Figure contents as structured data:
* Begin *

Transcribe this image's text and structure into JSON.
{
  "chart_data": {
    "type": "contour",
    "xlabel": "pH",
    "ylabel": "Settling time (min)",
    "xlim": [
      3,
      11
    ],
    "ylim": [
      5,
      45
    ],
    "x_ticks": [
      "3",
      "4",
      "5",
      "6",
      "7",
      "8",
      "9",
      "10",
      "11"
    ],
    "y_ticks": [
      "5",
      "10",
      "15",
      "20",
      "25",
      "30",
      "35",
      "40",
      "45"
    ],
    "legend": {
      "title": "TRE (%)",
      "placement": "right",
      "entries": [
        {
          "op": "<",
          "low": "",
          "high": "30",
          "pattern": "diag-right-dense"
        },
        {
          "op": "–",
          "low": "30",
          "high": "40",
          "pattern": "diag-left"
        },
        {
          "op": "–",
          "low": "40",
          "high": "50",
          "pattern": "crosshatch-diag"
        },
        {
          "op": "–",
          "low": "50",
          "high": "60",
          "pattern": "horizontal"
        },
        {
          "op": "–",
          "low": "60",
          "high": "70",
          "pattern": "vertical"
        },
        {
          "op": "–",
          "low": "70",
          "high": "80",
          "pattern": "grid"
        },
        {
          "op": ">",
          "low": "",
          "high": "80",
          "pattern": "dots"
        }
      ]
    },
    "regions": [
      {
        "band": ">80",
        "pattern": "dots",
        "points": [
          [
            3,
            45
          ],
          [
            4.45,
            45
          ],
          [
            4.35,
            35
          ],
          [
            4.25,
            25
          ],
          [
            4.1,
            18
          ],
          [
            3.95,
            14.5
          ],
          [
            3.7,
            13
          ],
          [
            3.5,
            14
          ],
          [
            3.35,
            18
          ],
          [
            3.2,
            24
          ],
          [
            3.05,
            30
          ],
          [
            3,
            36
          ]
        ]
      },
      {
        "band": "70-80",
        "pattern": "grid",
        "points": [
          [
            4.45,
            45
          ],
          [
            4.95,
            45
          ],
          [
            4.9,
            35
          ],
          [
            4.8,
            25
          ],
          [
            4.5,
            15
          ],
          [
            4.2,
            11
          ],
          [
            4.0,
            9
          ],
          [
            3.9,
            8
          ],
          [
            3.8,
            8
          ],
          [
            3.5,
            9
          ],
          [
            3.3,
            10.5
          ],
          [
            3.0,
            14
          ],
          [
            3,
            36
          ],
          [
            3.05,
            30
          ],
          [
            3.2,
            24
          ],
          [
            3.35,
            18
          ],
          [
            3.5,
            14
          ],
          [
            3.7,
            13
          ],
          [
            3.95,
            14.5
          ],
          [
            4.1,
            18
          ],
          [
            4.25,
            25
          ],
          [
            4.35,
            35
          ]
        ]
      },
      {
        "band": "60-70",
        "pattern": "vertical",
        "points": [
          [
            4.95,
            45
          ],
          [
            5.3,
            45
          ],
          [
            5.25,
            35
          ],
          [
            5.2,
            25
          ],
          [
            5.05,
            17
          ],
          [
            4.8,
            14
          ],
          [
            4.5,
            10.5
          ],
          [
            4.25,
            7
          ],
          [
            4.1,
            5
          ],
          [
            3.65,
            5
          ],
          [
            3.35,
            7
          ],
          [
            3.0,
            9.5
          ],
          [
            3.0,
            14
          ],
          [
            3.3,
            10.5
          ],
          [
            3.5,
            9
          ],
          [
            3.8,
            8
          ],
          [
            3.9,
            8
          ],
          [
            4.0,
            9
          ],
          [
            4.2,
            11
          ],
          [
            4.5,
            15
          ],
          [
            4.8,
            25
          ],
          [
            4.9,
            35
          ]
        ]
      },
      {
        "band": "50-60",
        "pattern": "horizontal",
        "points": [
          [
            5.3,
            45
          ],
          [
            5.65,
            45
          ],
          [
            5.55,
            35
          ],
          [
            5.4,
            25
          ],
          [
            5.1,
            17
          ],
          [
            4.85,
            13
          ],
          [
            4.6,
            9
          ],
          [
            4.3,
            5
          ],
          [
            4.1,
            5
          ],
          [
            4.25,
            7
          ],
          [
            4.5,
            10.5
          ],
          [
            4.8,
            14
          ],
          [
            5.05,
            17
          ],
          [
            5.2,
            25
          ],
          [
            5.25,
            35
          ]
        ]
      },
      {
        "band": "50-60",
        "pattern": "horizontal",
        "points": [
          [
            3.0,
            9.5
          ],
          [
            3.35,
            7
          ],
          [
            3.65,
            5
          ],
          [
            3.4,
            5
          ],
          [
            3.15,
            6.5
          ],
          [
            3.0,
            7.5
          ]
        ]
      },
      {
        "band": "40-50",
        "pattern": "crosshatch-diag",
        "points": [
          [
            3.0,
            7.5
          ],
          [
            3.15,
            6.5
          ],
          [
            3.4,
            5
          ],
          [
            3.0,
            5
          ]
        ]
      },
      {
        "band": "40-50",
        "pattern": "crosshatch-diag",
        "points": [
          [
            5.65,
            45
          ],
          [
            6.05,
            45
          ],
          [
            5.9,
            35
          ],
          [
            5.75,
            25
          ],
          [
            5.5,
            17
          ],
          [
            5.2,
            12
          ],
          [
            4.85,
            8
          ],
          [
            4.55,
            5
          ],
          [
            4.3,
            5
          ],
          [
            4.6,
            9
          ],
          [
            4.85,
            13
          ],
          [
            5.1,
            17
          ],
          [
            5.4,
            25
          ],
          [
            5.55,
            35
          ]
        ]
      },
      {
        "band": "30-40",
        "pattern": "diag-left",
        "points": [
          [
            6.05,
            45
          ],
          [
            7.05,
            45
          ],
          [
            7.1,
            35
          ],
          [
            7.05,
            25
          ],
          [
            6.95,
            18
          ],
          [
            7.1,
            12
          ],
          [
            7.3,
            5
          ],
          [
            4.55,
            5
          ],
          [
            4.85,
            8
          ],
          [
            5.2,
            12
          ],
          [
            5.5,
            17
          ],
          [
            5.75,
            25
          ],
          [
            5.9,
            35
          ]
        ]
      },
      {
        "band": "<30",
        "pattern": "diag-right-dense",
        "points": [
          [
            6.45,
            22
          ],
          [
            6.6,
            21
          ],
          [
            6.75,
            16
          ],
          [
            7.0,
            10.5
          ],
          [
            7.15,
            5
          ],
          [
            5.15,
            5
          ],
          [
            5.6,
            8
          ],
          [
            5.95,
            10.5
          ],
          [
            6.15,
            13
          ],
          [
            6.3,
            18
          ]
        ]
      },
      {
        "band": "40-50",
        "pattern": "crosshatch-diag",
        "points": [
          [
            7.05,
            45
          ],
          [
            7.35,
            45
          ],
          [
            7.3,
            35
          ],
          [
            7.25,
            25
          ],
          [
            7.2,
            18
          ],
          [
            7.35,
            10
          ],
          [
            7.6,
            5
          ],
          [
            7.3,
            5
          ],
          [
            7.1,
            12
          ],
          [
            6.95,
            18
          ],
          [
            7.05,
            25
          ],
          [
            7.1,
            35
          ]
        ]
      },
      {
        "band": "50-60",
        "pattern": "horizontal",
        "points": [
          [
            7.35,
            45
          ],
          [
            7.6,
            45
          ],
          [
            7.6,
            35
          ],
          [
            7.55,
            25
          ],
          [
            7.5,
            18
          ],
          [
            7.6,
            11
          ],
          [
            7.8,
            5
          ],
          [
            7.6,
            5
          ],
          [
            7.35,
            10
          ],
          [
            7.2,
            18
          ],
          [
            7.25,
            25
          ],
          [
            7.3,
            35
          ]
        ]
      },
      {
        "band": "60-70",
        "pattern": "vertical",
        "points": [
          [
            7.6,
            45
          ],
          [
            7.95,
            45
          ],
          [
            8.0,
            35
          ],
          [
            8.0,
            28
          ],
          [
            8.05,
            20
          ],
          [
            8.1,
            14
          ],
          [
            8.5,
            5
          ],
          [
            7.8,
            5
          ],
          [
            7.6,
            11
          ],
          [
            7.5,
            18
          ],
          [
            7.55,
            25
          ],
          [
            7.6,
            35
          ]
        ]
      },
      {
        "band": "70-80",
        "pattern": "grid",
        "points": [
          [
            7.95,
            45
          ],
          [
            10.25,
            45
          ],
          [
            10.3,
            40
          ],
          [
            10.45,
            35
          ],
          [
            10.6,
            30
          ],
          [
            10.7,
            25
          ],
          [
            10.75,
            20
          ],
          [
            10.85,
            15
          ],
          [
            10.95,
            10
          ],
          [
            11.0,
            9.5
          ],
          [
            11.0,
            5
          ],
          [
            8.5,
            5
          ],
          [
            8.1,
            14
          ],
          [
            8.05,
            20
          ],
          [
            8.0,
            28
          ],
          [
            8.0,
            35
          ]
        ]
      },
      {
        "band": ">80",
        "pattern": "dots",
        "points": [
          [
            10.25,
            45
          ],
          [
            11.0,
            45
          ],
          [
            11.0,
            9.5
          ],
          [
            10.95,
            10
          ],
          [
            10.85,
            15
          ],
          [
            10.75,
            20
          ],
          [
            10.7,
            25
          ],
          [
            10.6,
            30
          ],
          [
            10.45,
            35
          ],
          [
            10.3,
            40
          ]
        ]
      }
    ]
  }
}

* End *

* [OBJECTIVE]:
Filter the listing above for the string "left" and copy every matching line.

* [TASK RESPONSE]:
          "pattern": "diag-left"
        "pattern": "diag-left",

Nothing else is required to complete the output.